WRITTEN TASK: Look through the material below. Copy each line that contains the string "Americans".

************

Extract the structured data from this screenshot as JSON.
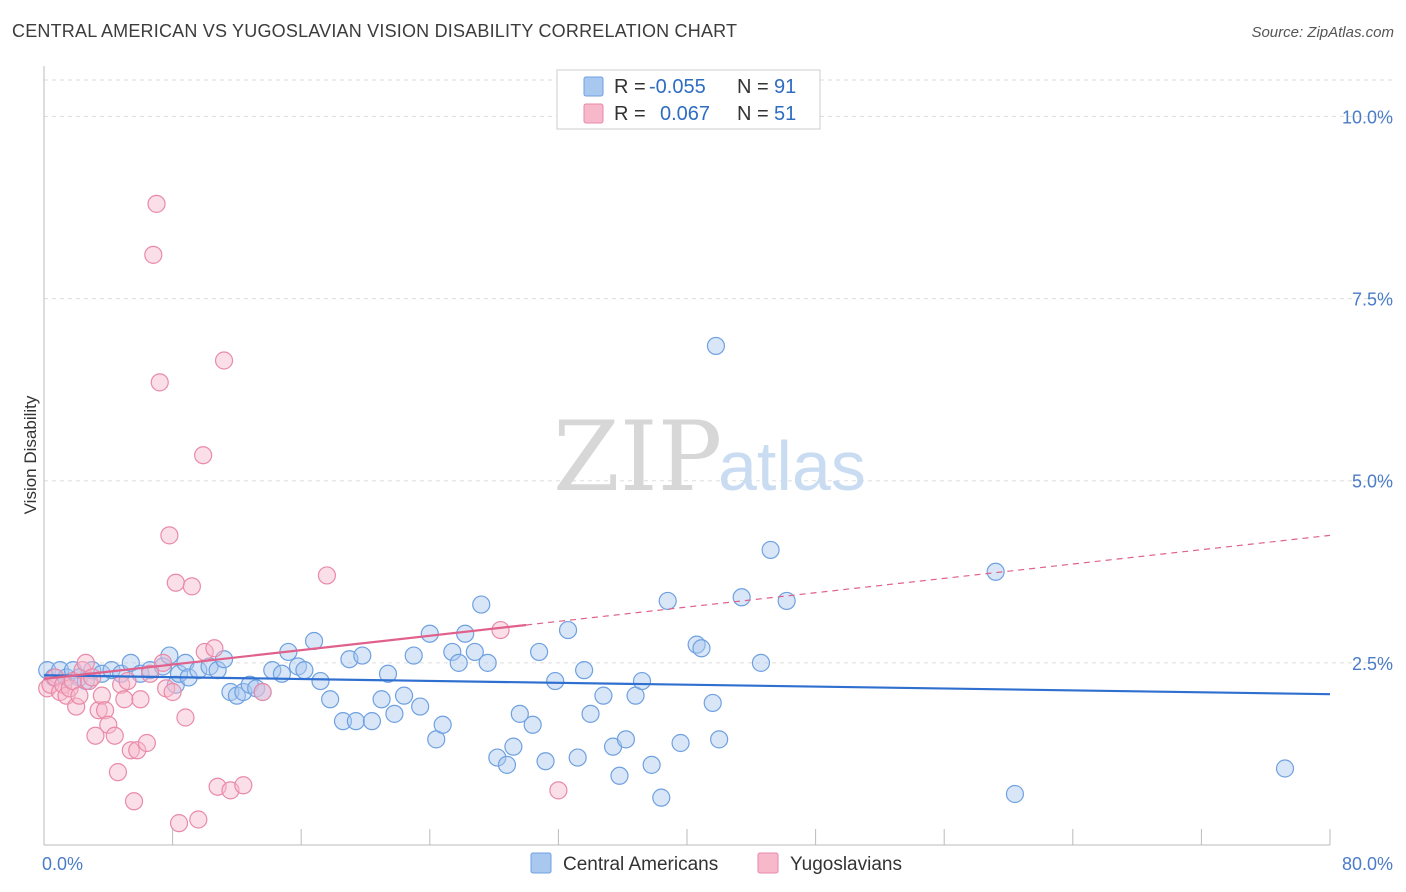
{
  "title": "CENTRAL AMERICAN VS YUGOSLAVIAN VISION DISABILITY CORRELATION CHART",
  "source": "Source: ZipAtlas.com",
  "watermark": {
    "part1": "ZIP",
    "part2": "atlas"
  },
  "legend_top": [
    {
      "r_label": "R =",
      "r_value": "-0.055",
      "n_label": "N =",
      "n_value": "91",
      "color": "#a9c8f0"
    },
    {
      "r_label": "R =",
      "r_value": " 0.067",
      "n_label": "N =",
      "n_value": "51",
      "color": "#f7b8cb"
    }
  ],
  "legend_bottom": [
    "Central Americans",
    "Yugoslavians"
  ],
  "chart_data": {
    "type": "scatter",
    "ylabel": "Vision Disability",
    "xlim": [
      0,
      80
    ],
    "ylim": [
      0,
      10.5
    ],
    "x_tick_labels": [
      "0.0%",
      "80.0%"
    ],
    "y_ticks": [
      2.5,
      5.0,
      7.5,
      10.0
    ],
    "y_tick_labels": [
      "2.5%",
      "5.0%",
      "7.5%",
      "10.0%"
    ],
    "grid": true,
    "series": [
      {
        "name": "Central Americans",
        "color": "#6fa1e0",
        "fill": "#a9c8f0",
        "trend": {
          "x": [
            0,
            80
          ],
          "y": [
            2.33,
            2.07
          ]
        },
        "points": [
          [
            0.2,
            2.4
          ],
          [
            0.6,
            2.3
          ],
          [
            1.0,
            2.4
          ],
          [
            1.4,
            2.3
          ],
          [
            1.8,
            2.4
          ],
          [
            2.2,
            2.3
          ],
          [
            2.6,
            2.25
          ],
          [
            3.0,
            2.4
          ],
          [
            3.6,
            2.35
          ],
          [
            4.2,
            2.4
          ],
          [
            4.8,
            2.35
          ],
          [
            5.4,
            2.5
          ],
          [
            6.0,
            2.35
          ],
          [
            6.6,
            2.4
          ],
          [
            7.4,
            2.45
          ],
          [
            7.8,
            2.6
          ],
          [
            8.2,
            2.2
          ],
          [
            8.4,
            2.35
          ],
          [
            8.8,
            2.5
          ],
          [
            9.0,
            2.3
          ],
          [
            9.6,
            2.4
          ],
          [
            10.3,
            2.45
          ],
          [
            10.8,
            2.4
          ],
          [
            11.2,
            2.55
          ],
          [
            11.6,
            2.1
          ],
          [
            12.0,
            2.05
          ],
          [
            12.4,
            2.1
          ],
          [
            12.8,
            2.2
          ],
          [
            13.2,
            2.15
          ],
          [
            13.6,
            2.1
          ],
          [
            14.2,
            2.4
          ],
          [
            14.8,
            2.35
          ],
          [
            15.2,
            2.65
          ],
          [
            15.8,
            2.45
          ],
          [
            16.2,
            2.4
          ],
          [
            16.8,
            2.8
          ],
          [
            17.2,
            2.25
          ],
          [
            17.8,
            2.0
          ],
          [
            18.6,
            1.7
          ],
          [
            19.0,
            2.55
          ],
          [
            19.4,
            1.7
          ],
          [
            19.8,
            2.6
          ],
          [
            20.4,
            1.7
          ],
          [
            21.0,
            2.0
          ],
          [
            21.4,
            2.35
          ],
          [
            21.8,
            1.8
          ],
          [
            22.4,
            2.05
          ],
          [
            23.0,
            2.6
          ],
          [
            23.4,
            1.9
          ],
          [
            24.0,
            2.9
          ],
          [
            24.4,
            1.45
          ],
          [
            24.8,
            1.65
          ],
          [
            25.4,
            2.65
          ],
          [
            25.8,
            2.5
          ],
          [
            26.2,
            2.9
          ],
          [
            26.8,
            2.65
          ],
          [
            27.2,
            3.3
          ],
          [
            27.6,
            2.5
          ],
          [
            28.2,
            1.2
          ],
          [
            28.8,
            1.1
          ],
          [
            29.2,
            1.35
          ],
          [
            29.6,
            1.8
          ],
          [
            30.4,
            1.65
          ],
          [
            30.8,
            2.65
          ],
          [
            31.2,
            1.15
          ],
          [
            31.8,
            2.25
          ],
          [
            32.6,
            2.95
          ],
          [
            33.2,
            1.2
          ],
          [
            33.6,
            2.4
          ],
          [
            34.0,
            1.8
          ],
          [
            34.8,
            2.05
          ],
          [
            35.4,
            1.35
          ],
          [
            35.8,
            0.95
          ],
          [
            36.2,
            1.45
          ],
          [
            36.8,
            2.05
          ],
          [
            37.2,
            2.25
          ],
          [
            37.8,
            1.1
          ],
          [
            38.4,
            0.65
          ],
          [
            38.8,
            3.35
          ],
          [
            39.6,
            1.4
          ],
          [
            40.6,
            2.75
          ],
          [
            40.9,
            2.7
          ],
          [
            41.6,
            1.95
          ],
          [
            41.8,
            6.85
          ],
          [
            42.0,
            1.45
          ],
          [
            43.4,
            3.4
          ],
          [
            45.2,
            4.05
          ],
          [
            44.6,
            2.5
          ],
          [
            46.2,
            3.35
          ],
          [
            59.2,
            3.75
          ],
          [
            60.4,
            0.7
          ],
          [
            77.2,
            1.05
          ]
        ]
      },
      {
        "name": "Yugoslavians",
        "color": "#e98aa8",
        "fill": "#f7b8cb",
        "trend": {
          "x": [
            0,
            30
          ],
          "y": [
            2.28,
            3.02
          ]
        },
        "trend_dashed": {
          "x": [
            30,
            80
          ],
          "y": [
            3.02,
            4.25
          ]
        },
        "points": [
          [
            0.2,
            2.15
          ],
          [
            0.4,
            2.2
          ],
          [
            0.7,
            2.3
          ],
          [
            1.0,
            2.1
          ],
          [
            1.2,
            2.2
          ],
          [
            1.4,
            2.05
          ],
          [
            1.6,
            2.15
          ],
          [
            1.8,
            2.25
          ],
          [
            2.0,
            1.9
          ],
          [
            2.2,
            2.05
          ],
          [
            2.4,
            2.4
          ],
          [
            2.6,
            2.5
          ],
          [
            2.8,
            2.25
          ],
          [
            3.0,
            2.3
          ],
          [
            3.2,
            1.5
          ],
          [
            3.4,
            1.85
          ],
          [
            3.6,
            2.05
          ],
          [
            3.8,
            1.85
          ],
          [
            4.0,
            1.65
          ],
          [
            4.4,
            1.5
          ],
          [
            4.6,
            1.0
          ],
          [
            4.8,
            2.2
          ],
          [
            5.0,
            2.0
          ],
          [
            5.2,
            2.25
          ],
          [
            5.4,
            1.3
          ],
          [
            5.6,
            0.6
          ],
          [
            5.8,
            1.3
          ],
          [
            6.0,
            2.0
          ],
          [
            6.4,
            1.4
          ],
          [
            6.6,
            2.35
          ],
          [
            6.8,
            8.1
          ],
          [
            7.0,
            8.8
          ],
          [
            7.2,
            6.35
          ],
          [
            7.4,
            2.5
          ],
          [
            7.6,
            2.15
          ],
          [
            7.8,
            4.25
          ],
          [
            8.0,
            2.1
          ],
          [
            8.2,
            3.6
          ],
          [
            8.4,
            0.3
          ],
          [
            8.8,
            1.75
          ],
          [
            9.2,
            3.55
          ],
          [
            9.6,
            0.35
          ],
          [
            9.9,
            5.35
          ],
          [
            10.0,
            2.65
          ],
          [
            10.6,
            2.7
          ],
          [
            10.8,
            0.8
          ],
          [
            11.2,
            6.65
          ],
          [
            11.6,
            0.75
          ],
          [
            12.4,
            0.82
          ],
          [
            13.6,
            2.1
          ],
          [
            17.6,
            3.7
          ],
          [
            28.4,
            2.95
          ],
          [
            32.0,
            0.75
          ]
        ]
      }
    ]
  }
}
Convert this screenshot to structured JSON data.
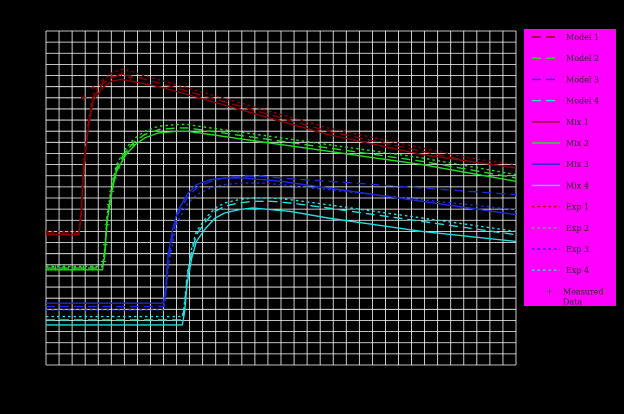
{
  "chart_data": {
    "type": "line",
    "title": "",
    "xlabel": "",
    "ylabel": "",
    "xlim": [
      0,
      100
    ],
    "ylim": [
      0,
      100
    ],
    "grid": true,
    "legend_position": "right",
    "colors": {
      "background": "#000000",
      "grid": "#ffffff",
      "legend_bg": "#ff00ff",
      "group1": "#8b0000",
      "group2": "#22dd22",
      "group3": "#1a2bdd",
      "group4": "#22dddd"
    },
    "legend": [
      {
        "label": "Model 1",
        "dash": "long",
        "color": "#8b0000"
      },
      {
        "label": "Model 2",
        "dash": "long",
        "color": "#22dd22"
      },
      {
        "label": "Model 3",
        "dash": "long",
        "color": "#1a2bdd"
      },
      {
        "label": "Model 4",
        "dash": "long",
        "color": "#22dddd"
      },
      {
        "label": "Mix 1",
        "dash": "solid",
        "color": "#8b0000"
      },
      {
        "label": "Mix 2",
        "dash": "solid",
        "color": "#22dd22"
      },
      {
        "label": "Mix 3",
        "dash": "solid",
        "color": "#1a2bdd"
      },
      {
        "label": "Mix 4",
        "dash": "solid",
        "color": "#22dddd"
      },
      {
        "label": "Exp 1",
        "dash": "dot",
        "color": "#8b0000"
      },
      {
        "label": "Exp 2",
        "dash": "dot",
        "color": "#22dd22"
      },
      {
        "label": "Exp 3",
        "dash": "dot",
        "color": "#1a2bdd"
      },
      {
        "label": "Exp 4",
        "dash": "dot",
        "color": "#22dddd"
      },
      {
        "label": "Measured Data",
        "dash": "marker",
        "color": "#555555"
      }
    ],
    "series": [
      {
        "legend_index": 0,
        "dash": "long",
        "color": "#8b0000",
        "x": [
          0,
          7,
          7.5,
          8,
          9,
          10,
          12,
          14,
          16,
          18,
          20,
          25,
          30,
          40,
          50,
          60,
          70,
          80,
          90,
          100
        ],
        "y": [
          39.5,
          39.5,
          46,
          60,
          72,
          80,
          84,
          86,
          87,
          86.5,
          86,
          84,
          82,
          78,
          74,
          70,
          67,
          64,
          61,
          59
        ]
      },
      {
        "legend_index": 4,
        "dash": "solid",
        "color": "#8b0000",
        "x": [
          0,
          7,
          7.5,
          8,
          9,
          10,
          12,
          14,
          16,
          18,
          20,
          25,
          30,
          40,
          50,
          60,
          70,
          80,
          90,
          100
        ],
        "y": [
          39,
          39,
          45,
          58,
          71,
          79,
          83,
          85,
          85.5,
          85,
          84.5,
          83,
          81,
          77,
          73,
          69,
          66,
          63,
          61,
          59
        ]
      },
      {
        "legend_index": 8,
        "dash": "dot",
        "color": "#8b0000",
        "x": [
          0,
          7,
          7.5,
          8,
          9,
          10,
          12,
          14,
          16,
          18,
          20,
          25,
          30,
          40,
          50,
          60,
          70,
          80,
          90,
          100
        ],
        "y": [
          40,
          40,
          47,
          61,
          73,
          81,
          85,
          87.5,
          88.5,
          88,
          87,
          85,
          83,
          79,
          75,
          71,
          68,
          65,
          62,
          60
        ]
      },
      {
        "legend_index": 1,
        "dash": "long",
        "color": "#22dd22",
        "x": [
          0,
          12,
          12.5,
          13,
          14,
          15,
          17,
          19,
          21,
          24,
          28,
          30,
          35,
          40,
          50,
          60,
          70,
          80,
          90,
          100
        ],
        "y": [
          29,
          29,
          34,
          44,
          53,
          59,
          64,
          67,
          69,
          70.5,
          71,
          71,
          70,
          69,
          67,
          65,
          63,
          61,
          58.5,
          56
        ]
      },
      {
        "legend_index": 5,
        "dash": "solid",
        "color": "#22dd22",
        "x": [
          0,
          12,
          12.5,
          13,
          14,
          15,
          17,
          19,
          21,
          24,
          28,
          30,
          35,
          40,
          50,
          60,
          70,
          80,
          90,
          100
        ],
        "y": [
          28.5,
          28.5,
          33,
          43,
          52,
          58,
          63,
          66,
          68,
          69.5,
          70,
          70,
          69,
          68,
          66,
          64,
          62,
          60,
          57.5,
          55
        ]
      },
      {
        "legend_index": 9,
        "dash": "dot",
        "color": "#22dd22",
        "x": [
          0,
          12,
          12.5,
          13,
          14,
          15,
          17,
          19,
          21,
          24,
          28,
          30,
          35,
          40,
          50,
          60,
          70,
          80,
          90,
          100
        ],
        "y": [
          29.5,
          29.5,
          35,
          45,
          54,
          60,
          65,
          68,
          70,
          71.5,
          72,
          72,
          71,
          70,
          68,
          66,
          64,
          62,
          59.5,
          57
        ]
      },
      {
        "legend_index": 2,
        "dash": "long",
        "color": "#1a2bdd",
        "x": [
          0,
          25,
          25.5,
          26,
          27,
          28,
          30,
          32,
          35,
          38,
          42,
          46,
          50,
          60,
          70,
          80,
          90,
          100
        ],
        "y": [
          17.5,
          17.5,
          22,
          31,
          39,
          45,
          50,
          53,
          55,
          56,
          56.5,
          56.5,
          56,
          55,
          54,
          53,
          52,
          51
        ]
      },
      {
        "legend_index": 6,
        "dash": "solid",
        "color": "#1a2bdd",
        "x": [
          0,
          25,
          25.5,
          26,
          27,
          28,
          30,
          32,
          35,
          38,
          42,
          46,
          50,
          60,
          70,
          80,
          90,
          100
        ],
        "y": [
          18.5,
          18.5,
          24,
          33,
          41,
          46,
          51,
          54,
          55.5,
          56,
          56,
          55.5,
          55,
          53,
          51,
          49,
          47,
          45
        ]
      },
      {
        "legend_index": 10,
        "dash": "dot",
        "color": "#1a2bdd",
        "x": [
          0,
          25,
          25.5,
          26,
          27,
          28,
          30,
          32,
          35,
          38,
          42,
          46,
          50,
          60,
          70,
          80,
          90,
          100
        ],
        "y": [
          16.5,
          16.5,
          21,
          29,
          37,
          43,
          48,
          51,
          53,
          54,
          54.5,
          54.5,
          54,
          52.5,
          51,
          49.5,
          48,
          46.5
        ]
      },
      {
        "legend_index": 3,
        "dash": "long",
        "color": "#22dddd",
        "x": [
          0,
          29,
          29.5,
          30,
          31,
          32,
          34,
          36,
          38,
          41,
          44,
          48,
          52,
          60,
          70,
          80,
          90,
          100
        ],
        "y": [
          13.5,
          13.5,
          18,
          26,
          34,
          39,
          43,
          46,
          47.5,
          48.5,
          49,
          49,
          48.5,
          47,
          45,
          43,
          41,
          39
        ]
      },
      {
        "legend_index": 7,
        "dash": "solid",
        "color": "#22dddd",
        "x": [
          0,
          29,
          29.5,
          30,
          31,
          32,
          34,
          36,
          38,
          41,
          44,
          48,
          52,
          60,
          70,
          80,
          90,
          100
        ],
        "y": [
          12,
          12,
          16,
          24,
          32,
          37,
          41,
          44,
          45.5,
          46.5,
          47,
          46.5,
          46,
          44,
          42,
          40,
          38.5,
          37
        ]
      },
      {
        "legend_index": 11,
        "dash": "dot",
        "color": "#22dddd",
        "x": [
          0,
          29,
          29.5,
          30,
          31,
          32,
          34,
          36,
          38,
          41,
          44,
          48,
          52,
          60,
          70,
          80,
          90,
          100
        ],
        "y": [
          14.5,
          14.5,
          19,
          27,
          35,
          40,
          44,
          47,
          48.5,
          49.5,
          50,
          50,
          49.5,
          48,
          46,
          44,
          42,
          40
        ]
      }
    ],
    "markers": [
      {
        "x": 2,
        "y": 29,
        "color": "#22dd22"
      },
      {
        "x": 4,
        "y": 29,
        "color": "#22dd22"
      },
      {
        "x": 6,
        "y": 29,
        "color": "#22dd22"
      },
      {
        "x": 8,
        "y": 29,
        "color": "#22dd22"
      },
      {
        "x": 10,
        "y": 29,
        "color": "#22dd22"
      },
      {
        "x": 12.2,
        "y": 31,
        "color": "#22dd22"
      },
      {
        "x": 12.6,
        "y": 36,
        "color": "#22dd22"
      },
      {
        "x": 13,
        "y": 42,
        "color": "#22dd22"
      },
      {
        "x": 13.5,
        "y": 48,
        "color": "#22dd22"
      },
      {
        "x": 14,
        "y": 52,
        "color": "#22dd22"
      },
      {
        "x": 14.6,
        "y": 56,
        "color": "#22dd22"
      },
      {
        "x": 15.3,
        "y": 59,
        "color": "#22dd22"
      },
      {
        "x": 16.2,
        "y": 62,
        "color": "#22dd22"
      },
      {
        "x": 17.2,
        "y": 64,
        "color": "#22dd22"
      },
      {
        "x": 18.5,
        "y": 66,
        "color": "#22dd22"
      },
      {
        "x": 8,
        "y": 80,
        "color": "#8b0000"
      },
      {
        "x": 10,
        "y": 83,
        "color": "#8b0000"
      },
      {
        "x": 12,
        "y": 85,
        "color": "#8b0000"
      },
      {
        "x": 14,
        "y": 86.5,
        "color": "#8b0000"
      },
      {
        "x": 16,
        "y": 87,
        "color": "#8b0000"
      },
      {
        "x": 18,
        "y": 86,
        "color": "#8b0000"
      }
    ]
  }
}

************

OUTPUT FOR THIS TASK:
    "Central Americans",
        "name": "Central Americans",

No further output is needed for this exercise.